The listing must be reproduced in full, exactly as it stands.
◇ ◇ ◇
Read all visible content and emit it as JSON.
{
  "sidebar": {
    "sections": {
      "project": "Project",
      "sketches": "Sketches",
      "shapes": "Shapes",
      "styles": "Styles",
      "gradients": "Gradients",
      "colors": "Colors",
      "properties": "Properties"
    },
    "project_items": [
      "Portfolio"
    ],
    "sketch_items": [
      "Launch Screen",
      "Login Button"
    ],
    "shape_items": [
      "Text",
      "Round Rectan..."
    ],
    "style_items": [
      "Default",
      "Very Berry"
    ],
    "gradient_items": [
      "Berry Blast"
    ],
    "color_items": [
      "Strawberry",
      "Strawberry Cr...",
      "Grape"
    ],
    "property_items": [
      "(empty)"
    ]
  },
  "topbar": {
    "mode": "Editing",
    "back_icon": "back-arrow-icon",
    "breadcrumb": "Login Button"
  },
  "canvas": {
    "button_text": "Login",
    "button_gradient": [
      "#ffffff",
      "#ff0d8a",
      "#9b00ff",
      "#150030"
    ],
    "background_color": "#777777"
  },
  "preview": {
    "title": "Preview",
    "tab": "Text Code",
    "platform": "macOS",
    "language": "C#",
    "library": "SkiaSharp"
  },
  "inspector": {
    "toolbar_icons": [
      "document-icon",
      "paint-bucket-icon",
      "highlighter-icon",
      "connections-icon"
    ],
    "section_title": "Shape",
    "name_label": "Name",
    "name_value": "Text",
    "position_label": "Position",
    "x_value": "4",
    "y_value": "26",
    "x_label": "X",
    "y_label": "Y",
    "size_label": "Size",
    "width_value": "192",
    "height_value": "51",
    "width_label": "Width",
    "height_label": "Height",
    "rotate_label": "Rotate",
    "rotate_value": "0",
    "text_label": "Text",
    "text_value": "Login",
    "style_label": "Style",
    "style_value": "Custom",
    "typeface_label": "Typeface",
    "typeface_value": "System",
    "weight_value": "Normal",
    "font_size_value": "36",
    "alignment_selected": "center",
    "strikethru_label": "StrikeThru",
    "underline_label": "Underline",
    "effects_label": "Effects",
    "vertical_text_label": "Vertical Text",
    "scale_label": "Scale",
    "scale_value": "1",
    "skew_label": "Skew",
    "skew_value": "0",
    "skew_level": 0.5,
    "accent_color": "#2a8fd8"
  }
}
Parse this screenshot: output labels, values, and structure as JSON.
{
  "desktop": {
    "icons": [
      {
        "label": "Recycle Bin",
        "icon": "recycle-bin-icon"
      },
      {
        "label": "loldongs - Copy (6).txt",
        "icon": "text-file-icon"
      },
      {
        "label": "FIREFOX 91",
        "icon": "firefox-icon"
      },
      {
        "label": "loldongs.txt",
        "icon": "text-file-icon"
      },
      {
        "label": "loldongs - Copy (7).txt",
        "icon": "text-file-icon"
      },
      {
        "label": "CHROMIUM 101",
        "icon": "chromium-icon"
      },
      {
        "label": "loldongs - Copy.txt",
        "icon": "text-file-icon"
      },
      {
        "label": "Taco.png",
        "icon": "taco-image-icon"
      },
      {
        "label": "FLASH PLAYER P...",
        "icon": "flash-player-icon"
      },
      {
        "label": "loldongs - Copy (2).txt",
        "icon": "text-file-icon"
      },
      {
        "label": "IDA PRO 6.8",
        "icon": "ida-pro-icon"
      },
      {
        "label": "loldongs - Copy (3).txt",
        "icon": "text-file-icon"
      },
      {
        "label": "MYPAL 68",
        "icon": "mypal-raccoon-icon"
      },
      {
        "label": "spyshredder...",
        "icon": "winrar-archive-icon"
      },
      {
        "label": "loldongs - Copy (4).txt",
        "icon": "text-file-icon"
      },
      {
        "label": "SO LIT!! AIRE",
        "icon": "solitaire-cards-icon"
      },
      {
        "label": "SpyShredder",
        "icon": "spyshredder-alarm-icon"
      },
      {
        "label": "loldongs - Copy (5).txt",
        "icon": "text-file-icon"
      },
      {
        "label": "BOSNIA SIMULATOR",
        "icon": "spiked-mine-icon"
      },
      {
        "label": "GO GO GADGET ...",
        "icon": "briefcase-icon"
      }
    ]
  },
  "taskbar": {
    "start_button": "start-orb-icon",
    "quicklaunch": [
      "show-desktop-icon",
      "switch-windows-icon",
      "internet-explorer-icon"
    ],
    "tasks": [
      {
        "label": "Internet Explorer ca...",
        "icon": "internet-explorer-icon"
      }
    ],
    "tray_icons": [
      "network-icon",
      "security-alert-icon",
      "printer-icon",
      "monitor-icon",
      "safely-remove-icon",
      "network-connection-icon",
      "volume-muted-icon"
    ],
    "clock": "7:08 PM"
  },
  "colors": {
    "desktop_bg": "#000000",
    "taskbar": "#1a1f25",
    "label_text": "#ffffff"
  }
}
◇ ◇ ◇
◆ Solution
Read all visible content and emit it as JSON.
{
  "sidebar": {
    "sections": {
      "project": "Project",
      "sketches": "Sketches",
      "shapes": "Shapes",
      "styles": "Styles",
      "gradients": "Gradients",
      "colors": "Colors",
      "properties": "Properties"
    },
    "project_items": [
      "Portfolio"
    ],
    "sketch_items": [
      "Launch Screen",
      "Login Button"
    ],
    "shape_items": [
      "Text",
      "Round Rectan..."
    ],
    "style_items": [
      "Default",
      "Very Berry"
    ],
    "gradient_items": [
      "Berry Blast"
    ],
    "color_items": [
      "Strawberry",
      "Strawberry Cr...",
      "Grape"
    ],
    "property_items": [
      "(empty)"
    ]
  },
  "topbar": {
    "mode": "Editing",
    "back_icon": "back-arrow-icon",
    "breadcrumb": "Login Button"
  },
  "canvas": {
    "button_text": "Login",
    "button_gradient": [
      "#ffffff",
      "#ff0d8a",
      "#9b00ff",
      "#150030"
    ],
    "background_color": "#777777"
  },
  "preview": {
    "title": "Preview",
    "tab": "Text Code",
    "platform": "macOS",
    "language": "C#",
    "library": "SkiaSharp"
  },
  "inspector": {
    "toolbar_icons": [
      "document-icon",
      "paint-bucket-icon",
      "highlighter-icon",
      "connections-icon"
    ],
    "section_title": "Shape",
    "name_label": "Name",
    "name_value": "Text",
    "position_label": "Position",
    "x_value": "4",
    "y_value": "26",
    "x_label": "X",
    "y_label": "Y",
    "size_label": "Size",
    "width_value": "192",
    "height_value": "51",
    "width_label": "Width",
    "height_label": "Height",
    "rotate_label": "Rotate",
    "rotate_value": "0",
    "text_label": "Text",
    "text_value": "Login",
    "style_label": "Style",
    "style_value": "Custom",
    "typeface_label": "Typeface",
    "typeface_value": "System",
    "weight_value": "Normal",
    "font_size_value": "36",
    "alignment_selected": "center",
    "strikethru_label": "StrikeThru",
    "underline_label": "Underline",
    "effects_label": "Effects",
    "vertical_text_label": "Vertical Text",
    "scale_label": "Scale",
    "scale_value": "1",
    "skew_label": "Skew",
    "skew_value": "0",
    "skew_level": 0.5,
    "accent_color": "#2a8fd8"
  }
}
Parse this screenshot: output labels, values, and structure as JSON.
{
  "desktop": {
    "icons": [
      {
        "label": "Recycle Bin",
        "icon": "recycle-bin-icon"
      },
      {
        "label": "loldongs - Copy (6).txt",
        "icon": "text-file-icon"
      },
      {
        "label": "FIREFOX 91",
        "icon": "firefox-icon"
      },
      {
        "label": "loldongs.txt",
        "icon": "text-file-icon"
      },
      {
        "label": "loldongs - Copy (7).txt",
        "icon": "text-file-icon"
      },
      {
        "label": "CHROMIUM 101",
        "icon": "chromium-icon"
      },
      {
        "label": "loldongs - Copy.txt",
        "icon": "text-file-icon"
      },
      {
        "label": "Taco.png",
        "icon": "taco-image-icon"
      },
      {
        "label": "FLASH PLAYER P...",
        "icon": "flash-player-icon"
      },
      {
        "label": "loldongs - Copy (2).txt",
        "icon": "text-file-icon"
      },
      {
        "label": "IDA PRO 6.8",
        "icon": "ida-pro-icon"
      },
      {
        "label": "loldongs - Copy (3).txt",
        "icon": "text-file-icon"
      },
      {
        "label": "MYPAL 68",
        "icon": "mypal-raccoon-icon"
      },
      {
        "label": "spyshredder...",
        "icon": "winrar-archive-icon"
      },
      {
        "label": "loldongs - Copy (4).txt",
        "icon": "text-file-icon"
      },
      {
        "label": "SO LIT!! AIRE",
        "icon": "solitaire-cards-icon"
      },
      {
        "label": "SpyShredder",
        "icon": "spyshredder-alarm-icon"
      },
      {
        "label": "loldongs - Copy (5).txt",
        "icon": "text-file-icon"
      },
      {
        "label": "BOSNIA SIMULATOR",
        "icon": "spiked-mine-icon"
      },
      {
        "label": "GO GO GADGET ...",
        "icon": "briefcase-icon"
      }
    ]
  },
  "taskbar": {
    "start_button": "start-orb-icon",
    "quicklaunch": [
      "show-desktop-icon",
      "switch-windows-icon",
      "internet-explorer-icon"
    ],
    "tasks": [
      {
        "label": "Internet Explorer ca...",
        "icon": "internet-explorer-icon"
      }
    ],
    "tray_icons": [
      "network-icon",
      "security-alert-icon",
      "printer-icon",
      "monitor-icon",
      "safely-remove-icon",
      "network-connection-icon",
      "volume-muted-icon"
    ],
    "clock": "7:08 PM"
  },
  "colors": {
    "desktop_bg": "#000000",
    "taskbar": "#1a1f25",
    "label_text": "#ffffff"
  }
}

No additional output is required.